## Work required
Leave out the pictures and restate the rest of the data exactly.

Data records

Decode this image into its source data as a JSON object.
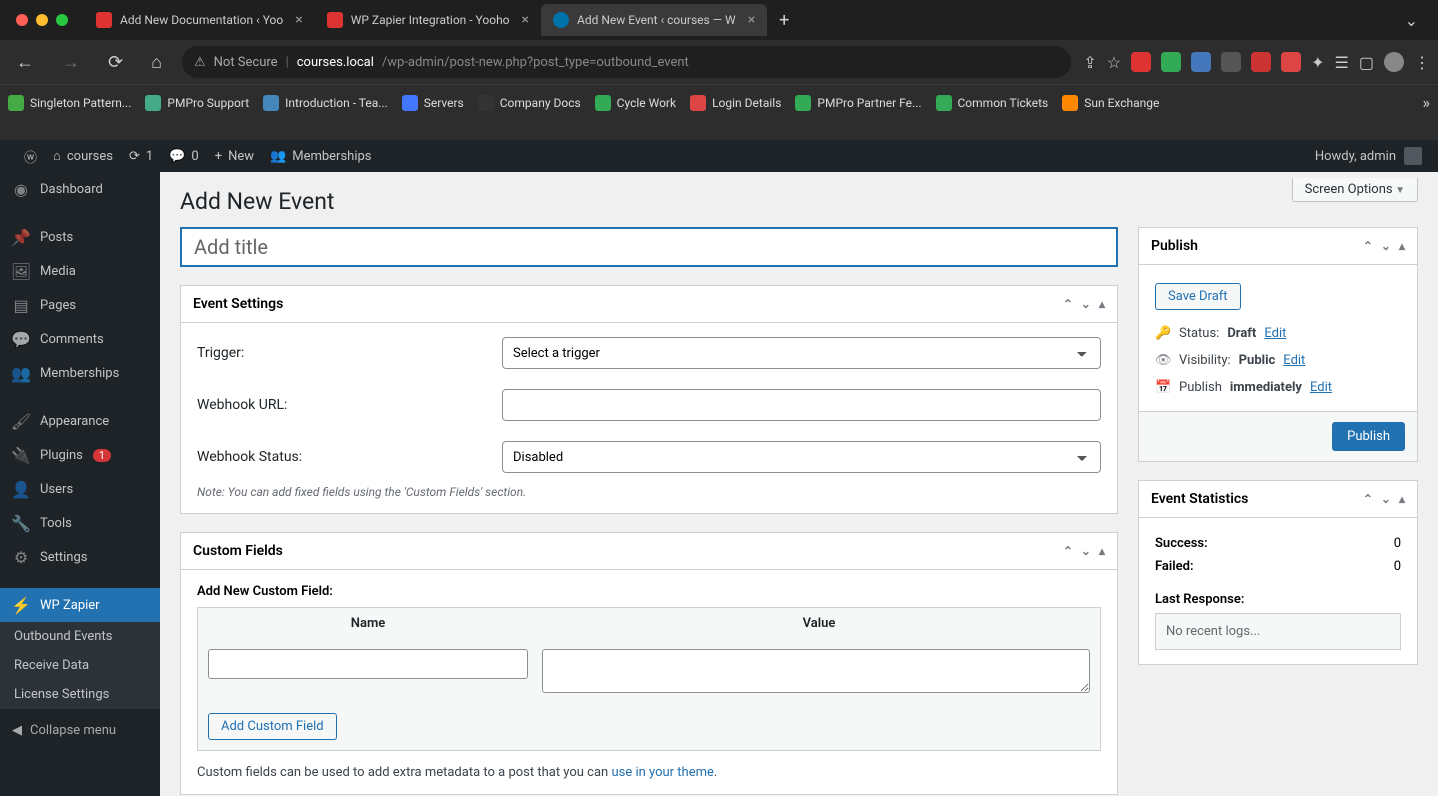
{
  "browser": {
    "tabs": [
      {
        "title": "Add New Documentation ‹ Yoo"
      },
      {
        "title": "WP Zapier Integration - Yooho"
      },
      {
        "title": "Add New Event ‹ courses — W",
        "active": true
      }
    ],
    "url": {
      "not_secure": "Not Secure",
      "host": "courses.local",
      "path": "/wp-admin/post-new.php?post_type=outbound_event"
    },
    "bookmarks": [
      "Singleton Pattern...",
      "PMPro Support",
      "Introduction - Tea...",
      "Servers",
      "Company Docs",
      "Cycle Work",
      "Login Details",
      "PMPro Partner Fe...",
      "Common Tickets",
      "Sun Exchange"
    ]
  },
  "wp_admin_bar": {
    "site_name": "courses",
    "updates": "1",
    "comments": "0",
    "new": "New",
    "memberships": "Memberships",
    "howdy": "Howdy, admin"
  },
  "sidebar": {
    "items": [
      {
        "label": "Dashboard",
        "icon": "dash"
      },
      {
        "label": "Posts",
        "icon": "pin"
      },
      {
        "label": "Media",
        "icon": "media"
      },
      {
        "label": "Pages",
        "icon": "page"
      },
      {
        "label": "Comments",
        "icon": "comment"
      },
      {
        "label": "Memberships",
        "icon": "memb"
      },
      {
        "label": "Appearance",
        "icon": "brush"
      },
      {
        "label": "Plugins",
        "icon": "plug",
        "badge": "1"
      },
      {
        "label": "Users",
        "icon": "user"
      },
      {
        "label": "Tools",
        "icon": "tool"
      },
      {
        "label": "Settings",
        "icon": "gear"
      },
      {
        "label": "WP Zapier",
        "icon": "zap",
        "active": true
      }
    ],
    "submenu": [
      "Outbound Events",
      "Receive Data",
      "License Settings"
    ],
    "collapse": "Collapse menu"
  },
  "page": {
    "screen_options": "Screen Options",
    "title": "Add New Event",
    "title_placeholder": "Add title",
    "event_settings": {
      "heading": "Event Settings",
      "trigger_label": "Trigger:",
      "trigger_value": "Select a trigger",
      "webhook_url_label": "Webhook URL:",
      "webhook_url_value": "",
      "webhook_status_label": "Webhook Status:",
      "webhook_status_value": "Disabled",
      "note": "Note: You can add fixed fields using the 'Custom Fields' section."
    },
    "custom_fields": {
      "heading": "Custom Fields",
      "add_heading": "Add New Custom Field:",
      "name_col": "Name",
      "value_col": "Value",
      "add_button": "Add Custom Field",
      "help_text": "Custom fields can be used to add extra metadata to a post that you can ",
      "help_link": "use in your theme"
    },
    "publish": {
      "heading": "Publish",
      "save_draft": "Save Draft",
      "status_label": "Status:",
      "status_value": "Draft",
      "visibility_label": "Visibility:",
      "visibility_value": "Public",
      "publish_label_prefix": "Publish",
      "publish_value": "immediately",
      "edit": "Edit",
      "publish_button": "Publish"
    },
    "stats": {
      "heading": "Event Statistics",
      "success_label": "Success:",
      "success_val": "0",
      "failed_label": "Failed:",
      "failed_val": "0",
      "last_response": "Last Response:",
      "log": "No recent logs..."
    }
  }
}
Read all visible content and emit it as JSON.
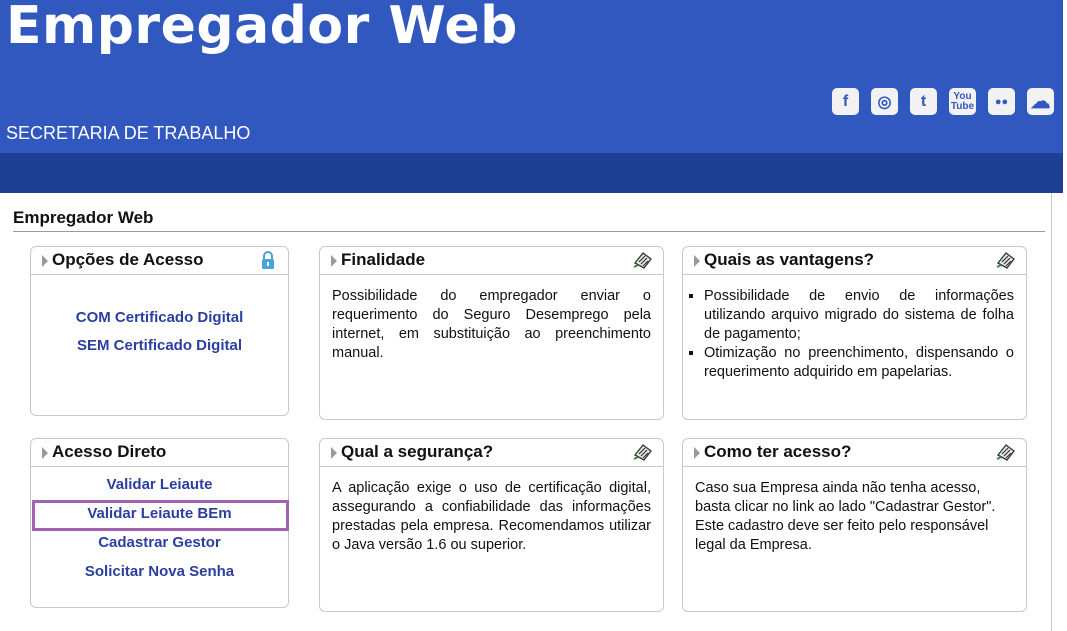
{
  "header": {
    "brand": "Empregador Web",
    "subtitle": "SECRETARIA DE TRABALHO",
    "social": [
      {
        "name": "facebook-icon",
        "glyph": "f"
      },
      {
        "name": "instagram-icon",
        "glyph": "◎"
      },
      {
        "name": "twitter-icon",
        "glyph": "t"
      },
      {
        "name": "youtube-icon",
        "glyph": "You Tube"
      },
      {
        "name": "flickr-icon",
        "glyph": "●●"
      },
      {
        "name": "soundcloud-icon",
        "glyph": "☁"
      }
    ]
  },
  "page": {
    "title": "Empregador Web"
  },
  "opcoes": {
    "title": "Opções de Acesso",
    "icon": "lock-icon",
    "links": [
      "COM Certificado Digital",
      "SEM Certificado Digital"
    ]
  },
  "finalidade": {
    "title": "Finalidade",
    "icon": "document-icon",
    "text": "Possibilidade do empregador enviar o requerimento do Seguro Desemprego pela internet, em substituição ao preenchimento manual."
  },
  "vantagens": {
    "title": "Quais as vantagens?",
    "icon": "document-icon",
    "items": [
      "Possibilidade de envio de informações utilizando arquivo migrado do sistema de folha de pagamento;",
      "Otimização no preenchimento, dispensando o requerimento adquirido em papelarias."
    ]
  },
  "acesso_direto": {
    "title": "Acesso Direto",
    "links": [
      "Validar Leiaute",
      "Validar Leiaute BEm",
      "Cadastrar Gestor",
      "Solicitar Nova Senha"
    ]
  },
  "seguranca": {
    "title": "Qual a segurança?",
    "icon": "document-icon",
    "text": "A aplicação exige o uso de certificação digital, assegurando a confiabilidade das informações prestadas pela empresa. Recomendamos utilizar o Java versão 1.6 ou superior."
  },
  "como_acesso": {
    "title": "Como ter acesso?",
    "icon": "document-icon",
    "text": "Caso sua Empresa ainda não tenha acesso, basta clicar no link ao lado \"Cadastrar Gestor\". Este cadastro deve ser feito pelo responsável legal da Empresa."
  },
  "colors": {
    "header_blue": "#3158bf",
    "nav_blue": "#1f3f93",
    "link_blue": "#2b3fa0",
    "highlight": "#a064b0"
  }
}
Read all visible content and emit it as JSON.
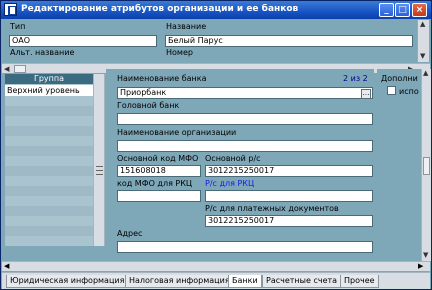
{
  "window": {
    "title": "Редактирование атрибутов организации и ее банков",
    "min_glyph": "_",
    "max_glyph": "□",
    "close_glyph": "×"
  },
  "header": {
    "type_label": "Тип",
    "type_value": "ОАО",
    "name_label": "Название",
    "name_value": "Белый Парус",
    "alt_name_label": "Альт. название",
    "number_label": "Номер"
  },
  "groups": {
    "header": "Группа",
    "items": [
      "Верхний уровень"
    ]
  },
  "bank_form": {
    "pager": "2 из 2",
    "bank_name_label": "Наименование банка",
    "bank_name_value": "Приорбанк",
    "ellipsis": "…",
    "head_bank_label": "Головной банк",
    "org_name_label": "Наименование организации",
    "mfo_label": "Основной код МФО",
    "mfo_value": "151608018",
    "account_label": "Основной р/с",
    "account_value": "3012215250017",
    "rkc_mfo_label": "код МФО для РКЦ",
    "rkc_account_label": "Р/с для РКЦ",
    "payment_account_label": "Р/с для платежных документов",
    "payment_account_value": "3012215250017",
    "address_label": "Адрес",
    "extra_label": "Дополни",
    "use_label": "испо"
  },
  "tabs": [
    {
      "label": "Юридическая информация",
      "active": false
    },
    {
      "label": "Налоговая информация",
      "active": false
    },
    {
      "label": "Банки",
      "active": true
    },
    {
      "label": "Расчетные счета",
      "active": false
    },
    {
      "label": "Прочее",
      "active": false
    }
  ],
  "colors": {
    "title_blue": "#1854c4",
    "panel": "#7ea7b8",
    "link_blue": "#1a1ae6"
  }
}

## Correct response
Decode this image into its source data as a JSON object.
{
  "browser": {
    "tabs": [
      {
        "title": "Add New Documentation ‹ Yoo"
      },
      {
        "title": "WP Zapier Integration - Yooho"
      },
      {
        "title": "Add New Event ‹ courses — W",
        "active": true
      }
    ],
    "url": {
      "not_secure": "Not Secure",
      "host": "courses.local",
      "path": "/wp-admin/post-new.php?post_type=outbound_event"
    },
    "bookmarks": [
      "Singleton Pattern...",
      "PMPro Support",
      "Introduction - Tea...",
      "Servers",
      "Company Docs",
      "Cycle Work",
      "Login Details",
      "PMPro Partner Fe...",
      "Common Tickets",
      "Sun Exchange"
    ]
  },
  "wp_admin_bar": {
    "site_name": "courses",
    "updates": "1",
    "comments": "0",
    "new": "New",
    "memberships": "Memberships",
    "howdy": "Howdy, admin"
  },
  "sidebar": {
    "items": [
      {
        "label": "Dashboard",
        "icon": "dash"
      },
      {
        "label": "Posts",
        "icon": "pin"
      },
      {
        "label": "Media",
        "icon": "media"
      },
      {
        "label": "Pages",
        "icon": "page"
      },
      {
        "label": "Comments",
        "icon": "comment"
      },
      {
        "label": "Memberships",
        "icon": "memb"
      },
      {
        "label": "Appearance",
        "icon": "brush"
      },
      {
        "label": "Plugins",
        "icon": "plug",
        "badge": "1"
      },
      {
        "label": "Users",
        "icon": "user"
      },
      {
        "label": "Tools",
        "icon": "tool"
      },
      {
        "label": "Settings",
        "icon": "gear"
      },
      {
        "label": "WP Zapier",
        "icon": "zap",
        "active": true
      }
    ],
    "submenu": [
      "Outbound Events",
      "Receive Data",
      "License Settings"
    ],
    "collapse": "Collapse menu"
  },
  "page": {
    "screen_options": "Screen Options",
    "title": "Add New Event",
    "title_placeholder": "Add title",
    "event_settings": {
      "heading": "Event Settings",
      "trigger_label": "Trigger:",
      "trigger_value": "Select a trigger",
      "webhook_url_label": "Webhook URL:",
      "webhook_url_value": "",
      "webhook_status_label": "Webhook Status:",
      "webhook_status_value": "Disabled",
      "note": "Note: You can add fixed fields using the 'Custom Fields' section."
    },
    "custom_fields": {
      "heading": "Custom Fields",
      "add_heading": "Add New Custom Field:",
      "name_col": "Name",
      "value_col": "Value",
      "add_button": "Add Custom Field",
      "help_text": "Custom fields can be used to add extra metadata to a post that you can ",
      "help_link": "use in your theme"
    },
    "publish": {
      "heading": "Publish",
      "save_draft": "Save Draft",
      "status_label": "Status:",
      "status_value": "Draft",
      "visibility_label": "Visibility:",
      "visibility_value": "Public",
      "publish_label_prefix": "Publish",
      "publish_value": "immediately",
      "edit": "Edit",
      "publish_button": "Publish"
    },
    "stats": {
      "heading": "Event Statistics",
      "success_label": "Success:",
      "success_val": "0",
      "failed_label": "Failed:",
      "failed_val": "0",
      "last_response": "Last Response:",
      "log": "No recent logs..."
    }
  }
}
Read all visible content and emit it as JSON.
{
  "header": {
    "brand": "Empregador Web",
    "subtitle": "SECRETARIA DE TRABALHO",
    "social": [
      {
        "name": "facebook-icon",
        "glyph": "f"
      },
      {
        "name": "instagram-icon",
        "glyph": "◎"
      },
      {
        "name": "twitter-icon",
        "glyph": "t"
      },
      {
        "name": "youtube-icon",
        "glyph": "You Tube"
      },
      {
        "name": "flickr-icon",
        "glyph": "●●"
      },
      {
        "name": "soundcloud-icon",
        "glyph": "☁"
      }
    ]
  },
  "page": {
    "title": "Empregador Web"
  },
  "opcoes": {
    "title": "Opções de Acesso",
    "icon": "lock-icon",
    "links": [
      "COM Certificado Digital",
      "SEM Certificado Digital"
    ]
  },
  "finalidade": {
    "title": "Finalidade",
    "icon": "document-icon",
    "text": "Possibilidade do empregador enviar o requerimento do Seguro Desemprego pela internet, em substituição ao preenchimento manual."
  },
  "vantagens": {
    "title": "Quais as vantagens?",
    "icon": "document-icon",
    "items": [
      "Possibilidade de envio de informações utilizando arquivo migrado do sistema de folha de pagamento;",
      "Otimização no preenchimento, dispensando o requerimento adquirido em papelarias."
    ]
  },
  "acesso_direto": {
    "title": "Acesso Direto",
    "links": [
      "Validar Leiaute",
      "Validar Leiaute BEm",
      "Cadastrar Gestor",
      "Solicitar Nova Senha"
    ]
  },
  "seguranca": {
    "title": "Qual a segurança?",
    "icon": "document-icon",
    "text": "A aplicação exige o uso de certificação digital, assegurando a confiabilidade das informações prestadas pela empresa. Recomendamos utilizar o Java versão 1.6 ou superior."
  },
  "como_acesso": {
    "title": "Como ter acesso?",
    "icon": "document-icon",
    "text": "Caso sua Empresa ainda não tenha acesso, basta clicar no link ao lado \"Cadastrar Gestor\". Este cadastro deve ser feito pelo responsável legal da Empresa."
  },
  "colors": {
    "header_blue": "#3158bf",
    "nav_blue": "#1f3f93",
    "link_blue": "#2b3fa0",
    "highlight": "#a064b0"
  }
}
Read all visible content and emit it as JSON.
{
  "window": {
    "title": "Редактирование атрибутов организации и ее банков",
    "min_glyph": "_",
    "max_glyph": "□",
    "close_glyph": "×"
  },
  "header": {
    "type_label": "Тип",
    "type_value": "ОАО",
    "name_label": "Название",
    "name_value": "Белый Парус",
    "alt_name_label": "Альт. название",
    "number_label": "Номер"
  },
  "groups": {
    "header": "Группа",
    "items": [
      "Верхний уровень"
    ]
  },
  "bank_form": {
    "pager": "2 из 2",
    "bank_name_label": "Наименование банка",
    "bank_name_value": "Приорбанк",
    "ellipsis": "…",
    "head_bank_label": "Головной банк",
    "org_name_label": "Наименование организации",
    "mfo_label": "Основной код МФО",
    "mfo_value": "151608018",
    "account_label": "Основной р/с",
    "account_value": "3012215250017",
    "rkc_mfo_label": "код МФО для РКЦ",
    "rkc_account_label": "Р/с для РКЦ",
    "payment_account_label": "Р/с для платежных документов",
    "payment_account_value": "3012215250017",
    "address_label": "Адрес",
    "extra_label": "Дополни",
    "use_label": "испо"
  },
  "tabs": [
    {
      "label": "Юридическая информация",
      "active": false
    },
    {
      "label": "Налоговая информация",
      "active": false
    },
    {
      "label": "Банки",
      "active": true
    },
    {
      "label": "Расчетные счета",
      "active": false
    },
    {
      "label": "Прочее",
      "active": false
    }
  ],
  "colors": {
    "title_blue": "#1854c4",
    "panel": "#7ea7b8",
    "link_blue": "#1a1ae6"
  }
}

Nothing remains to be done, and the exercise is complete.